Data supplied ->

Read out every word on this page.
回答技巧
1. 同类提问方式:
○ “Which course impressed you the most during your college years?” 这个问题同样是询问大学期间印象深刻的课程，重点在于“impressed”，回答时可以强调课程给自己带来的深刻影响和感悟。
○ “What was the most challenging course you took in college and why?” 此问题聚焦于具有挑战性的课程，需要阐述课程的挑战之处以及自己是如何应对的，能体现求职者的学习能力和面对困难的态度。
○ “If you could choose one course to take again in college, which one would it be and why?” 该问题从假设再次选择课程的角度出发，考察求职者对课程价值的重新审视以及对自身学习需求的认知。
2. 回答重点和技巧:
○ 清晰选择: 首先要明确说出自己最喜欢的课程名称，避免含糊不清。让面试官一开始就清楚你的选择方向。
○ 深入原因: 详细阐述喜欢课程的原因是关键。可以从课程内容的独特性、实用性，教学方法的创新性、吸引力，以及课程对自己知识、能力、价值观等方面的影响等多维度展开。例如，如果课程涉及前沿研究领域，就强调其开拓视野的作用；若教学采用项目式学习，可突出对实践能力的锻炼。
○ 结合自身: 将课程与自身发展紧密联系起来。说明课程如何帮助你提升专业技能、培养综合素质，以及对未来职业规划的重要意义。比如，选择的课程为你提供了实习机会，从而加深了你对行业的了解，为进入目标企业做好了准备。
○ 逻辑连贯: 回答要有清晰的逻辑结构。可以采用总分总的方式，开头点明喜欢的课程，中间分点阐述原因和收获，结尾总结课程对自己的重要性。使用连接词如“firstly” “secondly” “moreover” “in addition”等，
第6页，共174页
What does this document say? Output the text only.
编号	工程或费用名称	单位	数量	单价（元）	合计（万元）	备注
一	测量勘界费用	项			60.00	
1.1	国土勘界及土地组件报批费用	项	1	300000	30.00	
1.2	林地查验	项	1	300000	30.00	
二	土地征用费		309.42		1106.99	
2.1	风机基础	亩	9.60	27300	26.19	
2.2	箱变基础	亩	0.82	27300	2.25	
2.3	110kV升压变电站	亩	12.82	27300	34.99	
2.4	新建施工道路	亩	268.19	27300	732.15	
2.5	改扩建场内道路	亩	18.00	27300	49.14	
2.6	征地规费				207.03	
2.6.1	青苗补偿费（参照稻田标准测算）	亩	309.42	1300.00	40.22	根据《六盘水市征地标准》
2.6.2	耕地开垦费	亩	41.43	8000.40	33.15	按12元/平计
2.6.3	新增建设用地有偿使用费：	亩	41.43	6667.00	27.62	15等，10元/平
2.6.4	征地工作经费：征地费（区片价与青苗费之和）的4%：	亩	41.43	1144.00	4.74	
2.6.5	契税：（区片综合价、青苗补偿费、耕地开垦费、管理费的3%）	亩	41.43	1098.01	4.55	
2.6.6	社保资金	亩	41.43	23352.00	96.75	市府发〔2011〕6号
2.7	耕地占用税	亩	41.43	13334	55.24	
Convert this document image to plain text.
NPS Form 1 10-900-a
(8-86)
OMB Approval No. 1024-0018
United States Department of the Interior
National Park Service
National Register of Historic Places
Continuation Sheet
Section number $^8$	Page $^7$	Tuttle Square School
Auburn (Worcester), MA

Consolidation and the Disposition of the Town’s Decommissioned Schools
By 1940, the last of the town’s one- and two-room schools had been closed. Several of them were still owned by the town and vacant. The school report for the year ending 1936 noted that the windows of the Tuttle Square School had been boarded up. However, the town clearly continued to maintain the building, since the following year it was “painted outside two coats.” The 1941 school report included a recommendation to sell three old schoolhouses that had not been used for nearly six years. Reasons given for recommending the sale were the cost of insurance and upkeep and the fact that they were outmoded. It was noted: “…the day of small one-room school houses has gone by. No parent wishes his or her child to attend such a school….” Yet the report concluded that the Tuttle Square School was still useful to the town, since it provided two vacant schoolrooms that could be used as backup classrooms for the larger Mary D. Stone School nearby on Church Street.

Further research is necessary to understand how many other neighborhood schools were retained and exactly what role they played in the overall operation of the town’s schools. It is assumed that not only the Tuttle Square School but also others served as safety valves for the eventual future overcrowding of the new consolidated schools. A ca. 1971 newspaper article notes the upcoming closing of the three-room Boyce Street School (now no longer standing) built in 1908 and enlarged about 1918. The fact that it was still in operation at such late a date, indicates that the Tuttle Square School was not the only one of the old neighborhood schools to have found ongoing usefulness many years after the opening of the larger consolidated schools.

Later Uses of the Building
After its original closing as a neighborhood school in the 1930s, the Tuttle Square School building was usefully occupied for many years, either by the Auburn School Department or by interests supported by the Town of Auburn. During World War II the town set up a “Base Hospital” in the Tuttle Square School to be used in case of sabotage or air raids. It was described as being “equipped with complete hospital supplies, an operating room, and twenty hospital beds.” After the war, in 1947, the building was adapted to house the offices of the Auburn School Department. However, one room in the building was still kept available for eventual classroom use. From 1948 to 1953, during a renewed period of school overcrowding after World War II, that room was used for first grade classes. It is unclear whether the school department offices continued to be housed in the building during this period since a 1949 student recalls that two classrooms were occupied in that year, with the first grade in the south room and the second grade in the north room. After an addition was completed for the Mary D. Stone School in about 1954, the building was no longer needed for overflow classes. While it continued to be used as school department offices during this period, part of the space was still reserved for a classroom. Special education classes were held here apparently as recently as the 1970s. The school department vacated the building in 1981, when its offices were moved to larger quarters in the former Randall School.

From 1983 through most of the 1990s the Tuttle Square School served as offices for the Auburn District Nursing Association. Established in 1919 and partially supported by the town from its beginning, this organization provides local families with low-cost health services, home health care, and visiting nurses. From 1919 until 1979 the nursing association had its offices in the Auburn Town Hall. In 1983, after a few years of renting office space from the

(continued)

What you are asked to do ->
Gather each line in the entries above where the string "Department" is found.

Problem solution ->
United States Department of the Interior
After its original closing as a neighborhood school in the 1930s, the Tuttle Square School building was usefully occupied for many years, either by the Auburn School Department or by interests supported by the Town of Auburn. During World War II the town set up a “Base Hospital” in the Tuttle Square School to be used in case of sabotage or air raids. It was described as being “equipped with complete hospital supplies, an operating room, and twenty hospital beds.” After the war, in 1947, the building was adapted to house the offices of the Auburn School Department. However, one room in the building was still kept available for eventual classroom use. From 1948 to 1953, during a renewed period of school overcrowding after World War II, that room was used for first grade classes. It is unclear whether the school department offices continued to be housed in the building during this period since a 1949 student recalls that two classrooms were occupied in that year, with the first grade in the south room and the second grade in the north room. After an addition was completed for the Mary D. Stone School in about 1954, the building was no longer needed for overflow classes. While it continued to be used as school department offices during this period, part of the space was still reserved for a classroom. Special education classes were held here apparently as recently as the 1970s. The school department vacated the building in 1981, when its offices were moved to larger quarters in the former Randall School.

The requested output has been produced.